--- START OF Given records ---
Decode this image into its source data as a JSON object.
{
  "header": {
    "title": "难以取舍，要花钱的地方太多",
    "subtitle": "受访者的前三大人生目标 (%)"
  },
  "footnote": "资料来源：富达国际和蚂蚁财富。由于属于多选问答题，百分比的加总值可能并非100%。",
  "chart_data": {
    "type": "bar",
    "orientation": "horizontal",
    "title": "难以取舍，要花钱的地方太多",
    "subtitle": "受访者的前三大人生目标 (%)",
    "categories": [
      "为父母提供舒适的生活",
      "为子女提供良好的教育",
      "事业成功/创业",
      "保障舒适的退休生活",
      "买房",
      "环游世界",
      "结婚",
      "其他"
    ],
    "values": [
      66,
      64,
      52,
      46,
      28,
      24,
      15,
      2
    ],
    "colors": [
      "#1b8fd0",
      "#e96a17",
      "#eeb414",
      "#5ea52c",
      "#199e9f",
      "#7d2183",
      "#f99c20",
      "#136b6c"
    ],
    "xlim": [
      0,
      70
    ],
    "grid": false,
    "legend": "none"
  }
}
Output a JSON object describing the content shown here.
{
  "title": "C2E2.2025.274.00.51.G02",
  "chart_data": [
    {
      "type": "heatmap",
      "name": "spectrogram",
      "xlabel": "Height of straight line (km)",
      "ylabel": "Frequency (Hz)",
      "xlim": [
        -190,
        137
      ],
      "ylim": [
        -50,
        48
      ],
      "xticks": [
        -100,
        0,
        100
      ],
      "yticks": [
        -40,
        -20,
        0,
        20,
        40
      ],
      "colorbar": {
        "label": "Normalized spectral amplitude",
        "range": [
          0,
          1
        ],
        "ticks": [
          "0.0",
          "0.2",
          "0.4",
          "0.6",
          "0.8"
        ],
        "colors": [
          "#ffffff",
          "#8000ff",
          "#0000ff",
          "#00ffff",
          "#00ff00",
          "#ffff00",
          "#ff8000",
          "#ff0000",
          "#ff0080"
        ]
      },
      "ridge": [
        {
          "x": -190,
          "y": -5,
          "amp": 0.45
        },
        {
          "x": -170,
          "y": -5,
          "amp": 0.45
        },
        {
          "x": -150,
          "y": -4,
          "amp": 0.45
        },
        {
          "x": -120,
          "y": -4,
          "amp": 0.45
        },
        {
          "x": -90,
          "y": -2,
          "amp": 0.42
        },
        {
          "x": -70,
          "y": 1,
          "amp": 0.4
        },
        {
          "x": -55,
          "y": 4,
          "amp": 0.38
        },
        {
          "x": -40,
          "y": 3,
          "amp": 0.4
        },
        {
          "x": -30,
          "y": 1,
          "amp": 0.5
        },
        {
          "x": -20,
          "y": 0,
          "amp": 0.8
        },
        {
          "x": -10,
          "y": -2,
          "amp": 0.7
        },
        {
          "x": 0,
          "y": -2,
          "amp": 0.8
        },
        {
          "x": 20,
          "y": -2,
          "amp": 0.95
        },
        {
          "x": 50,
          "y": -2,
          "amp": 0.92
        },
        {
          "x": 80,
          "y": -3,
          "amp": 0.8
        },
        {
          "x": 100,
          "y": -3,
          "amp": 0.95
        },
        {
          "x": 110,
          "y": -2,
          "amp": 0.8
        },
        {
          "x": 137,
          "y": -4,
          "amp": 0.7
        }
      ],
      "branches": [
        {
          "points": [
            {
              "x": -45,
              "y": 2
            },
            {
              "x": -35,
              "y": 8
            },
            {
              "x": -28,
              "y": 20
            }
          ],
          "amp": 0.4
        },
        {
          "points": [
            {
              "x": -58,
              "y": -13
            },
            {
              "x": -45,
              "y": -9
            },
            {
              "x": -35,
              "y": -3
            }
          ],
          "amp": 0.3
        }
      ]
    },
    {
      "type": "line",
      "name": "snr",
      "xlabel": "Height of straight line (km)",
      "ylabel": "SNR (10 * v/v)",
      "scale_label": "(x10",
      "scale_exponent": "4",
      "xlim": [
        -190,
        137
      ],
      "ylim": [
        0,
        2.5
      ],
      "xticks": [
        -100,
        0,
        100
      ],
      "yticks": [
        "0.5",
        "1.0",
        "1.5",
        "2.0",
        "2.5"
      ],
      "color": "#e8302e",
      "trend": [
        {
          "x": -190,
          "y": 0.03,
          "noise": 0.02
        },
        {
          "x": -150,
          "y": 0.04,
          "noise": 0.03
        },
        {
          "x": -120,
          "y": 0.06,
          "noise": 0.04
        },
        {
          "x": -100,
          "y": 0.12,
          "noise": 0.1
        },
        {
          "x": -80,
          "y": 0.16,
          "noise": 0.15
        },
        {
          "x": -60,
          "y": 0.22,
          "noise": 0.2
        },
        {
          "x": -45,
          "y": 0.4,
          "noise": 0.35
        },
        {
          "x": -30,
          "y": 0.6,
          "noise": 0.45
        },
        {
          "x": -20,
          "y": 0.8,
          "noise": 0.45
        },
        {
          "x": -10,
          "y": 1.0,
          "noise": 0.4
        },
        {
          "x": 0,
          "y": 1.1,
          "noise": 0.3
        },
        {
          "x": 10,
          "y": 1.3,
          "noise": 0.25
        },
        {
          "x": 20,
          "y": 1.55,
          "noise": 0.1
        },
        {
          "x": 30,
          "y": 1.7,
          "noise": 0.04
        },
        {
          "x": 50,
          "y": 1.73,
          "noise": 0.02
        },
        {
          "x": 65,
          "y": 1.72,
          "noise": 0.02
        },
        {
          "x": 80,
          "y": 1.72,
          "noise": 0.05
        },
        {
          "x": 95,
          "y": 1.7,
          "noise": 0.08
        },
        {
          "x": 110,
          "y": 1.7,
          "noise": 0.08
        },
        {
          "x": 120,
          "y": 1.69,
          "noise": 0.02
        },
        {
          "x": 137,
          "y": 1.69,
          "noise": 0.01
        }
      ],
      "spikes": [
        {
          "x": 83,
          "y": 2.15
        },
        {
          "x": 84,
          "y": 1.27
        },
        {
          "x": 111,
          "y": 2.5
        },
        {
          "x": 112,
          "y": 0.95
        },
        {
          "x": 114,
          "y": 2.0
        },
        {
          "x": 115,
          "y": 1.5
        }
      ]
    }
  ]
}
--- END OF Given records ---
Objective: Would you write down every record again, exactly?

Task solution:
Decode this image into its source data as a JSON object.
{
  "header": {
    "title": "难以取舍，要花钱的地方太多",
    "subtitle": "受访者的前三大人生目标 (%)"
  },
  "footnote": "资料来源：富达国际和蚂蚁财富。由于属于多选问答题，百分比的加总值可能并非100%。",
  "chart_data": {
    "type": "bar",
    "orientation": "horizontal",
    "title": "难以取舍，要花钱的地方太多",
    "subtitle": "受访者的前三大人生目标 (%)",
    "categories": [
      "为父母提供舒适的生活",
      "为子女提供良好的教育",
      "事业成功/创业",
      "保障舒适的退休生活",
      "买房",
      "环游世界",
      "结婚",
      "其他"
    ],
    "values": [
      66,
      64,
      52,
      46,
      28,
      24,
      15,
      2
    ],
    "colors": [
      "#1b8fd0",
      "#e96a17",
      "#eeb414",
      "#5ea52c",
      "#199e9f",
      "#7d2183",
      "#f99c20",
      "#136b6c"
    ],
    "xlim": [
      0,
      70
    ],
    "grid": false,
    "legend": "none"
  }
}
Output a JSON object describing the content shown here.
{
  "title": "C2E2.2025.274.00.51.G02",
  "chart_data": [
    {
      "type": "heatmap",
      "name": "spectrogram",
      "xlabel": "Height of straight line (km)",
      "ylabel": "Frequency (Hz)",
      "xlim": [
        -190,
        137
      ],
      "ylim": [
        -50,
        48
      ],
      "xticks": [
        -100,
        0,
        100
      ],
      "yticks": [
        -40,
        -20,
        0,
        20,
        40
      ],
      "colorbar": {
        "label": "Normalized spectral amplitude",
        "range": [
          0,
          1
        ],
        "ticks": [
          "0.0",
          "0.2",
          "0.4",
          "0.6",
          "0.8"
        ],
        "colors": [
          "#ffffff",
          "#8000ff",
          "#0000ff",
          "#00ffff",
          "#00ff00",
          "#ffff00",
          "#ff8000",
          "#ff0000",
          "#ff0080"
        ]
      },
      "ridge": [
        {
          "x": -190,
          "y": -5,
          "amp": 0.45
        },
        {
          "x": -170,
          "y": -5,
          "amp": 0.45
        },
        {
          "x": -150,
          "y": -4,
          "amp": 0.45
        },
        {
          "x": -120,
          "y": -4,
          "amp": 0.45
        },
        {
          "x": -90,
          "y": -2,
          "amp": 0.42
        },
        {
          "x": -70,
          "y": 1,
          "amp": 0.4
        },
        {
          "x": -55,
          "y": 4,
          "amp": 0.38
        },
        {
          "x": -40,
          "y": 3,
          "amp": 0.4
        },
        {
          "x": -30,
          "y": 1,
          "amp": 0.5
        },
        {
          "x": -20,
          "y": 0,
          "amp": 0.8
        },
        {
          "x": -10,
          "y": -2,
          "amp": 0.7
        },
        {
          "x": 0,
          "y": -2,
          "amp": 0.8
        },
        {
          "x": 20,
          "y": -2,
          "amp": 0.95
        },
        {
          "x": 50,
          "y": -2,
          "amp": 0.92
        },
        {
          "x": 80,
          "y": -3,
          "amp": 0.8
        },
        {
          "x": 100,
          "y": -3,
          "amp": 0.95
        },
        {
          "x": 110,
          "y": -2,
          "amp": 0.8
        },
        {
          "x": 137,
          "y": -4,
          "amp": 0.7
        }
      ],
      "branches": [
        {
          "points": [
            {
              "x": -45,
              "y": 2
            },
            {
              "x": -35,
              "y": 8
            },
            {
              "x": -28,
              "y": 20
            }
          ],
          "amp": 0.4
        },
        {
          "points": [
            {
              "x": -58,
              "y": -13
            },
            {
              "x": -45,
              "y": -9
            },
            {
              "x": -35,
              "y": -3
            }
          ],
          "amp": 0.3
        }
      ]
    },
    {
      "type": "line",
      "name": "snr",
      "xlabel": "Height of straight line (km)",
      "ylabel": "SNR (10 * v/v)",
      "scale_label": "(x10",
      "scale_exponent": "4",
      "xlim": [
        -190,
        137
      ],
      "ylim": [
        0,
        2.5
      ],
      "xticks": [
        -100,
        0,
        100
      ],
      "yticks": [
        "0.5",
        "1.0",
        "1.5",
        "2.0",
        "2.5"
      ],
      "color": "#e8302e",
      "trend": [
        {
          "x": -190,
          "y": 0.03,
          "noise": 0.02
        },
        {
          "x": -150,
          "y": 0.04,
          "noise": 0.03
        },
        {
          "x": -120,
          "y": 0.06,
          "noise": 0.04
        },
        {
          "x": -100,
          "y": 0.12,
          "noise": 0.1
        },
        {
          "x": -80,
          "y": 0.16,
          "noise": 0.15
        },
        {
          "x": -60,
          "y": 0.22,
          "noise": 0.2
        },
        {
          "x": -45,
          "y": 0.4,
          "noise": 0.35
        },
        {
          "x": -30,
          "y": 0.6,
          "noise": 0.45
        },
        {
          "x": -20,
          "y": 0.8,
          "noise": 0.45
        },
        {
          "x": -10,
          "y": 1.0,
          "noise": 0.4
        },
        {
          "x": 0,
          "y": 1.1,
          "noise": 0.3
        },
        {
          "x": 10,
          "y": 1.3,
          "noise": 0.25
        },
        {
          "x": 20,
          "y": 1.55,
          "noise": 0.1
        },
        {
          "x": 30,
          "y": 1.7,
          "noise": 0.04
        },
        {
          "x": 50,
          "y": 1.73,
          "noise": 0.02
        },
        {
          "x": 65,
          "y": 1.72,
          "noise": 0.02
        },
        {
          "x": 80,
          "y": 1.72,
          "noise": 0.05
        },
        {
          "x": 95,
          "y": 1.7,
          "noise": 0.08
        },
        {
          "x": 110,
          "y": 1.7,
          "noise": 0.08
        },
        {
          "x": 120,
          "y": 1.69,
          "noise": 0.02
        },
        {
          "x": 137,
          "y": 1.69,
          "noise": 0.01
        }
      ],
      "spikes": [
        {
          "x": 83,
          "y": 2.15
        },
        {
          "x": 84,
          "y": 1.27
        },
        {
          "x": 111,
          "y": 2.5
        },
        {
          "x": 112,
          "y": 0.95
        },
        {
          "x": 114,
          "y": 2.0
        },
        {
          "x": 115,
          "y": 1.5
        }
      ]
    }
  ]
}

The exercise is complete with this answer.